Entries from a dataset

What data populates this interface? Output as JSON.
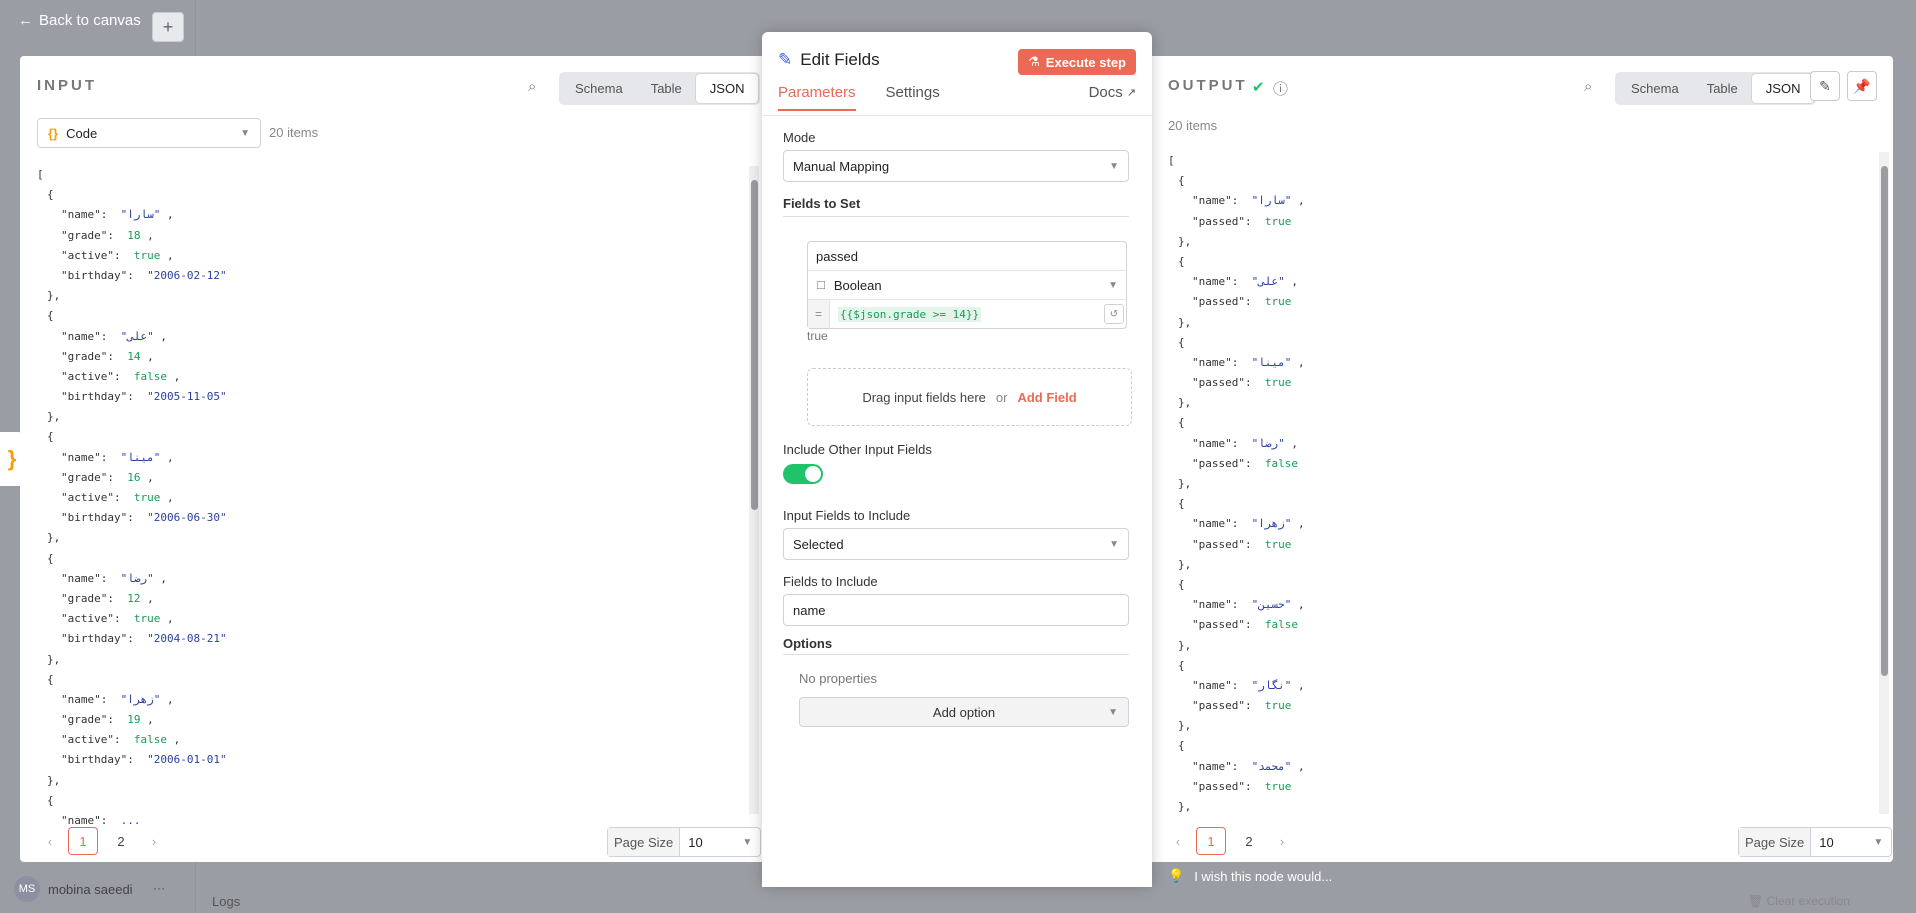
{
  "background": {
    "back_label": "Back to canvas",
    "user_initials": "MS",
    "user_name": "mobina saeedi",
    "logs_label": "Logs",
    "clear_execution": "Clear execution",
    "feedback": "I wish this node would..."
  },
  "input": {
    "title": "INPUT",
    "views": [
      "Schema",
      "Table",
      "JSON"
    ],
    "active_view": "JSON",
    "source_select": "Code",
    "items_count": "20 items",
    "records": [
      {
        "name": "سارا",
        "grade": "18",
        "active": "true",
        "birthday": "2006-02-12"
      },
      {
        "name": "علی",
        "grade": "14",
        "active": "false",
        "birthday": "2005-11-05"
      },
      {
        "name": "مینا",
        "grade": "16",
        "active": "true",
        "birthday": "2006-06-30"
      },
      {
        "name": "رضا",
        "grade": "12",
        "active": "true",
        "birthday": "2004-08-21"
      },
      {
        "name": "زهرا",
        "grade": "19",
        "active": "false",
        "birthday": "2006-01-01"
      }
    ],
    "partial_name": "...",
    "pages": [
      "1",
      "2"
    ],
    "page_size_label": "Page Size",
    "page_size": "10"
  },
  "editor": {
    "title": "Edit Fields",
    "execute_label": "Execute step",
    "tabs": [
      "Parameters",
      "Settings"
    ],
    "docs_label": "Docs",
    "mode_label": "Mode",
    "mode_value": "Manual Mapping",
    "fields_to_set_label": "Fields to Set",
    "field": {
      "name": "passed",
      "type": "Boolean",
      "expression": "{{$json.grade >= 14}}",
      "result": "true"
    },
    "drop_hint": "Drag input fields here",
    "or_label": "or",
    "add_field_label": "Add Field",
    "include_other_label": "Include Other Input Fields",
    "include_other_on": true,
    "input_fields_to_include_label": "Input Fields to Include",
    "input_fields_to_include_value": "Selected",
    "fields_to_include_label": "Fields to Include",
    "fields_to_include_value": "name",
    "options_label": "Options",
    "no_properties": "No properties",
    "add_option_label": "Add option"
  },
  "output": {
    "title": "OUTPUT",
    "views": [
      "Schema",
      "Table",
      "JSON"
    ],
    "active_view": "JSON",
    "items_count": "20 items",
    "records": [
      {
        "name": "سارا",
        "passed": "true"
      },
      {
        "name": "علی",
        "passed": "true"
      },
      {
        "name": "مینا",
        "passed": "true"
      },
      {
        "name": "رضا",
        "passed": "false"
      },
      {
        "name": "زهرا",
        "passed": "true"
      },
      {
        "name": "حسین",
        "passed": "false"
      },
      {
        "name": "نگار",
        "passed": "true"
      },
      {
        "name": "محمد",
        "passed": "true"
      }
    ],
    "pages": [
      "1",
      "2"
    ],
    "page_size_label": "Page Size",
    "page_size": "10"
  },
  "colors": {
    "accent": "#ea6a55",
    "success": "#1fc46a",
    "link": "#3b5bdb"
  }
}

WHAT TO DO | Copy every record above exactly, leaving out the pictures.

EXPECTED ANSWER |
What data populates this interface? Output as JSON.
{
  "background": {
    "back_label": "Back to canvas",
    "user_initials": "MS",
    "user_name": "mobina saeedi",
    "logs_label": "Logs",
    "clear_execution": "Clear execution",
    "feedback": "I wish this node would..."
  },
  "input": {
    "title": "INPUT",
    "views": [
      "Schema",
      "Table",
      "JSON"
    ],
    "active_view": "JSON",
    "source_select": "Code",
    "items_count": "20 items",
    "records": [
      {
        "name": "سارا",
        "grade": "18",
        "active": "true",
        "birthday": "2006-02-12"
      },
      {
        "name": "علی",
        "grade": "14",
        "active": "false",
        "birthday": "2005-11-05"
      },
      {
        "name": "مینا",
        "grade": "16",
        "active": "true",
        "birthday": "2006-06-30"
      },
      {
        "name": "رضا",
        "grade": "12",
        "active": "true",
        "birthday": "2004-08-21"
      },
      {
        "name": "زهرا",
        "grade": "19",
        "active": "false",
        "birthday": "2006-01-01"
      }
    ],
    "partial_name": "...",
    "pages": [
      "1",
      "2"
    ],
    "page_size_label": "Page Size",
    "page_size": "10"
  },
  "editor": {
    "title": "Edit Fields",
    "execute_label": "Execute step",
    "tabs": [
      "Parameters",
      "Settings"
    ],
    "docs_label": "Docs",
    "mode_label": "Mode",
    "mode_value": "Manual Mapping",
    "fields_to_set_label": "Fields to Set",
    "field": {
      "name": "passed",
      "type": "Boolean",
      "expression": "{{$json.grade >= 14}}",
      "result": "true"
    },
    "drop_hint": "Drag input fields here",
    "or_label": "or",
    "add_field_label": "Add Field",
    "include_other_label": "Include Other Input Fields",
    "include_other_on": true,
    "input_fields_to_include_label": "Input Fields to Include",
    "input_fields_to_include_value": "Selected",
    "fields_to_include_label": "Fields to Include",
    "fields_to_include_value": "name",
    "options_label": "Options",
    "no_properties": "No properties",
    "add_option_label": "Add option"
  },
  "output": {
    "title": "OUTPUT",
    "views": [
      "Schema",
      "Table",
      "JSON"
    ],
    "active_view": "JSON",
    "items_count": "20 items",
    "records": [
      {
        "name": "سارا",
        "passed": "true"
      },
      {
        "name": "علی",
        "passed": "true"
      },
      {
        "name": "مینا",
        "passed": "true"
      },
      {
        "name": "رضا",
        "passed": "false"
      },
      {
        "name": "زهرا",
        "passed": "true"
      },
      {
        "name": "حسین",
        "passed": "false"
      },
      {
        "name": "نگار",
        "passed": "true"
      },
      {
        "name": "محمد",
        "passed": "true"
      }
    ],
    "pages": [
      "1",
      "2"
    ],
    "page_size_label": "Page Size",
    "page_size": "10"
  },
  "colors": {
    "accent": "#ea6a55",
    "success": "#1fc46a",
    "link": "#3b5bdb"
  }
}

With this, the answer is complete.